Records:
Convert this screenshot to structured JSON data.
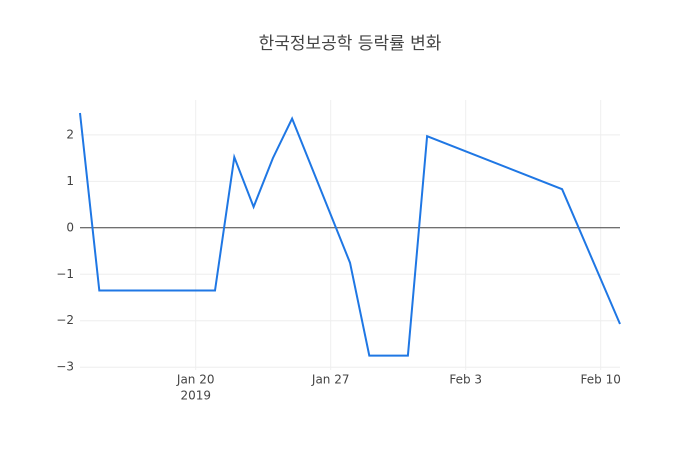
{
  "chart_data": {
    "type": "line",
    "title": "한국정보공학 등락률 변화",
    "x": [
      "2019-01-14",
      "2019-01-15",
      "2019-01-21",
      "2019-01-22",
      "2019-01-23",
      "2019-01-24",
      "2019-01-25",
      "2019-01-28",
      "2019-01-29",
      "2019-01-31",
      "2019-02-01",
      "2019-02-08",
      "2019-02-11"
    ],
    "series": [
      {
        "color": "#1f77e4",
        "values": [
          2.47,
          -1.35,
          -1.35,
          1.52,
          0.45,
          1.5,
          2.35,
          -0.75,
          -2.75,
          -2.75,
          1.97,
          0.83,
          -2.07
        ]
      }
    ],
    "xlim": [
      "2019-01-14",
      "2019-02-11"
    ],
    "xticks": [
      {
        "value": "2019-01-20",
        "label": "Jan 20"
      },
      {
        "value": "2019-01-27",
        "label": "Jan 27"
      },
      {
        "value": "2019-02-03",
        "label": "Feb 3"
      },
      {
        "value": "2019-02-10",
        "label": "Feb 10"
      }
    ],
    "x_year_label": "2019",
    "ylim": [
      -3.06,
      2.75
    ],
    "yticks": [
      {
        "value": -3,
        "label": "−3"
      },
      {
        "value": -2,
        "label": "−2"
      },
      {
        "value": -1,
        "label": "−1"
      },
      0,
      1,
      2
    ],
    "grid": true,
    "zeroline": true
  }
}
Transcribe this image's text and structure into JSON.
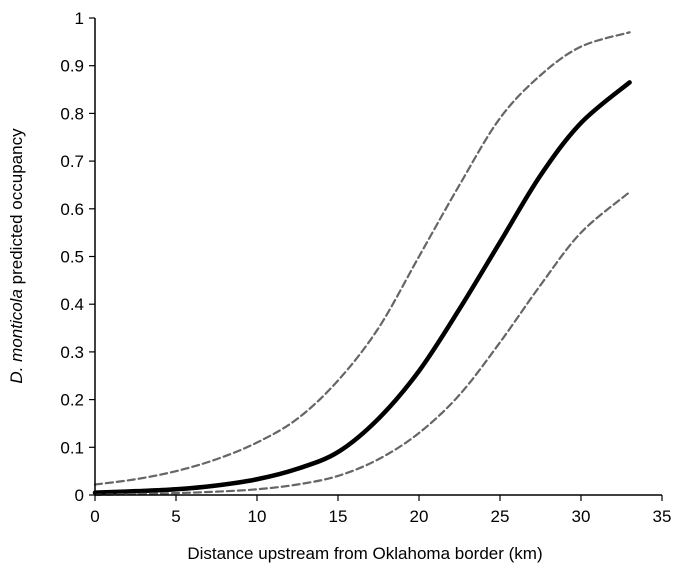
{
  "chart_data": {
    "type": "line",
    "xlabel": "Distance upstream from Oklahoma border (km)",
    "ylabel_italic": "D. monticola",
    "ylabel_rest": " predicted occupancy",
    "xlim": [
      0,
      35
    ],
    "ylim": [
      0,
      1
    ],
    "xticks": [
      "0",
      "5",
      "10",
      "15",
      "20",
      "25",
      "30",
      "35"
    ],
    "yticks": [
      "0",
      "0.1",
      "0.2",
      "0.3",
      "0.4",
      "0.5",
      "0.6",
      "0.7",
      "0.8",
      "0.9",
      "1"
    ],
    "grid": false,
    "legend": "none",
    "x": [
      0,
      2.5,
      5,
      7.5,
      10,
      12.5,
      15,
      17.5,
      20,
      22.5,
      25,
      27.5,
      30,
      33
    ],
    "series": [
      {
        "values": [
          0.005,
          0.008,
          0.012,
          0.02,
          0.033,
          0.055,
          0.09,
          0.16,
          0.26,
          0.39,
          0.53,
          0.67,
          0.78,
          0.865
        ],
        "color": "#000000",
        "style": "solid"
      },
      {
        "values": [
          0.022,
          0.033,
          0.05,
          0.075,
          0.11,
          0.16,
          0.24,
          0.35,
          0.5,
          0.65,
          0.79,
          0.88,
          0.94,
          0.97
        ],
        "color": "#666666",
        "style": "dashed"
      },
      {
        "values": [
          0.0,
          0.002,
          0.004,
          0.007,
          0.012,
          0.022,
          0.04,
          0.075,
          0.13,
          0.21,
          0.32,
          0.44,
          0.55,
          0.635
        ],
        "color": "#666666",
        "style": "dashed"
      }
    ]
  }
}
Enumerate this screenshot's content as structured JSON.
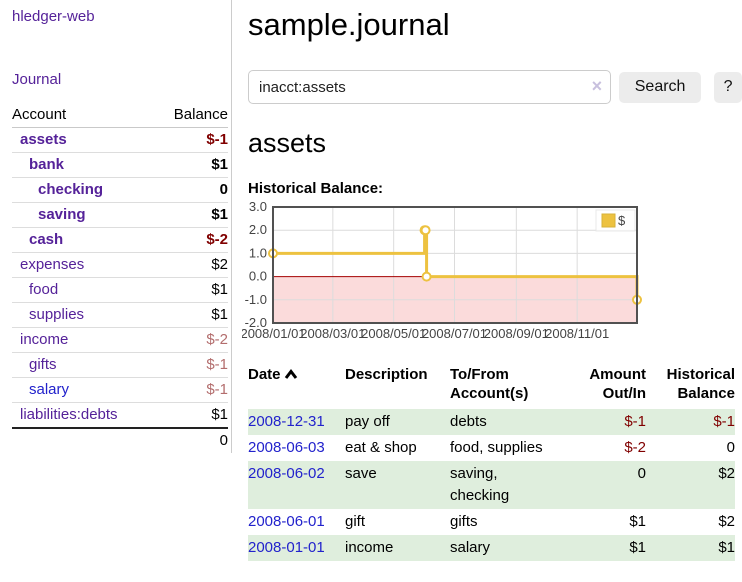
{
  "app": {
    "title": "hledger-web",
    "nav_journal": "Journal"
  },
  "colors": {
    "accent_purple": "#552299",
    "link_blue": "#2222cc",
    "negative_red": "#800000",
    "faded_negative_red": "#b36d6d",
    "row_stripe_green": "#dfeedd",
    "series_gold": "#edc240",
    "chart_negative_fill": "#fbdbdb",
    "chart_zero_line": "#a40000",
    "chart_border": "#515151"
  },
  "sidebar": {
    "header": {
      "account": "Account",
      "balance": "Balance"
    },
    "accounts": [
      {
        "name": "assets",
        "balance": "$-1",
        "indent": 1,
        "bold": true,
        "balance_color": "negative"
      },
      {
        "name": "bank",
        "balance": "$1",
        "indent": 2,
        "bold": true,
        "balance_color": "normal"
      },
      {
        "name": "checking",
        "balance": "0",
        "indent": 3,
        "bold": true,
        "balance_color": "normal"
      },
      {
        "name": "saving",
        "balance": "$1",
        "indent": 3,
        "bold": true,
        "balance_color": "normal"
      },
      {
        "name": "cash",
        "balance": "$-2",
        "indent": 2,
        "bold": true,
        "balance_color": "negative"
      },
      {
        "name": "expenses",
        "balance": "$2",
        "indent": 1,
        "bold": false,
        "balance_color": "normal"
      },
      {
        "name": "food",
        "balance": "$1",
        "indent": 2,
        "bold": false,
        "balance_color": "normal"
      },
      {
        "name": "supplies",
        "balance": "$1",
        "indent": 2,
        "bold": false,
        "balance_color": "normal"
      },
      {
        "name": "income",
        "balance": "$-2",
        "indent": 1,
        "bold": false,
        "balance_color": "faded"
      },
      {
        "name": "gifts",
        "balance": "$-1",
        "indent": 2,
        "bold": false,
        "balance_color": "faded"
      },
      {
        "name": "salary",
        "balance": "$-1",
        "indent": 2,
        "bold": false,
        "balance_color": "faded",
        "link_color": "blue"
      },
      {
        "name": "liabilities:debts",
        "balance": "$1",
        "indent": 1,
        "bold": false,
        "balance_color": "normal"
      }
    ],
    "total": "0"
  },
  "main": {
    "title": "sample.journal",
    "search": {
      "value": "inacct:assets",
      "clear_icon": "×",
      "button_label": "Search",
      "help_label": "?"
    },
    "account_title": "assets",
    "chart_label": "Historical Balance:"
  },
  "chart_data": {
    "type": "line",
    "step": true,
    "title": "Historical Balance",
    "series": [
      {
        "name": "$",
        "color": "#edc240",
        "points": [
          {
            "x": "2008-01-01",
            "y": 1
          },
          {
            "x": "2008-06-01",
            "y": 2
          },
          {
            "x": "2008-06-02",
            "y": 2
          },
          {
            "x": "2008-06-03",
            "y": 0
          },
          {
            "x": "2008-12-31",
            "y": -1
          }
        ]
      }
    ],
    "x_range": [
      "2008-01-01",
      "2008-12-31"
    ],
    "x_ticks": [
      "2008/01/01",
      "2008/03/01",
      "2008/05/01",
      "2008/07/01",
      "2008/09/01",
      "2008/11/01"
    ],
    "y_ticks": [
      3.0,
      2.0,
      1.0,
      0.0,
      -1.0,
      -2.0
    ],
    "ylim": [
      -2,
      3
    ],
    "grid": true,
    "legend_position": "top-right",
    "negative_region_fill": "#fbdbdb",
    "zero_line_color": "#a40000"
  },
  "register": {
    "columns": [
      "Date",
      "Description",
      "To/From Account(s)",
      "Amount Out/In",
      "Historical Balance"
    ],
    "sort_icon": "chevron-up",
    "rows": [
      {
        "date": "2008-12-31",
        "description": "pay off",
        "accounts": "debts",
        "amount": "$-1",
        "amount_negative": true,
        "balance": "$-1",
        "balance_negative": true
      },
      {
        "date": "2008-06-03",
        "description": "eat & shop",
        "accounts": "food, supplies",
        "amount": "$-2",
        "amount_negative": true,
        "balance": "0",
        "balance_negative": false
      },
      {
        "date": "2008-06-02",
        "description": "save",
        "accounts": "saving, checking",
        "amount": "0",
        "amount_negative": false,
        "balance": "$2",
        "balance_negative": false
      },
      {
        "date": "2008-06-01",
        "description": "gift",
        "accounts": "gifts",
        "amount": "$1",
        "amount_negative": false,
        "balance": "$2",
        "balance_negative": false
      },
      {
        "date": "2008-01-01",
        "description": "income",
        "accounts": "salary",
        "amount": "$1",
        "amount_negative": false,
        "balance": "$1",
        "balance_negative": false
      }
    ]
  }
}
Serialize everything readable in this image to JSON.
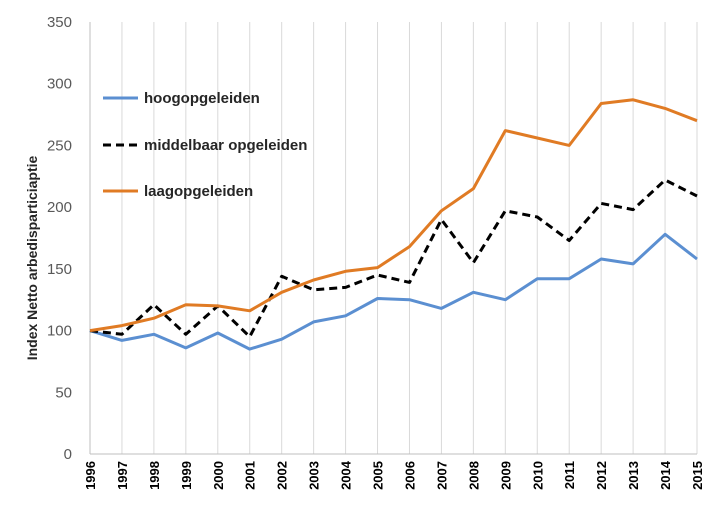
{
  "chart_data": {
    "type": "line",
    "title": "",
    "xlabel": "",
    "ylabel": "Index Netto arbedisparticiaptie",
    "ylim": [
      0,
      350
    ],
    "y_ticks": [
      0,
      50,
      100,
      150,
      200,
      250,
      300,
      350
    ],
    "grid": "vertical",
    "legend_position": "top-left",
    "categories": [
      "1996",
      "1997",
      "1998",
      "1999",
      "2000",
      "2001",
      "2002",
      "2003",
      "2004",
      "2005",
      "2006",
      "2007",
      "2008",
      "2009",
      "2010",
      "2011",
      "2012",
      "2013",
      "2014",
      "2015"
    ],
    "series": [
      {
        "name": "hoogopgeleiden",
        "color": "#5b8fd1",
        "dash": "solid",
        "values": [
          100,
          92,
          97,
          86,
          98,
          85,
          93,
          107,
          112,
          126,
          125,
          118,
          131,
          125,
          142,
          142,
          158,
          154,
          178,
          158
        ]
      },
      {
        "name": "middelbaar opgeleiden",
        "color": "#000000",
        "dash": "dashed",
        "values": [
          100,
          97,
          121,
          97,
          120,
          95,
          144,
          133,
          135,
          145,
          139,
          190,
          155,
          197,
          192,
          173,
          203,
          198,
          222,
          209
        ]
      },
      {
        "name": "laagopgeleiden",
        "color": "#e07b24",
        "dash": "solid",
        "values": [
          100,
          104,
          110,
          121,
          120,
          116,
          131,
          141,
          148,
          151,
          168,
          197,
          215,
          262,
          256,
          250,
          284,
          287,
          280,
          270
        ]
      }
    ]
  }
}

▶ _THE REQUEST_: Pull out every line in the material above where "JSON" occurs.

▶ _FULL SOLUTION_:
Convert this screenshot to structured JSON data.
Transcribe this image's text and structure into JSON.
Enumerate this screenshot's content as structured JSON.
Serialize everything readable in this image to JSON.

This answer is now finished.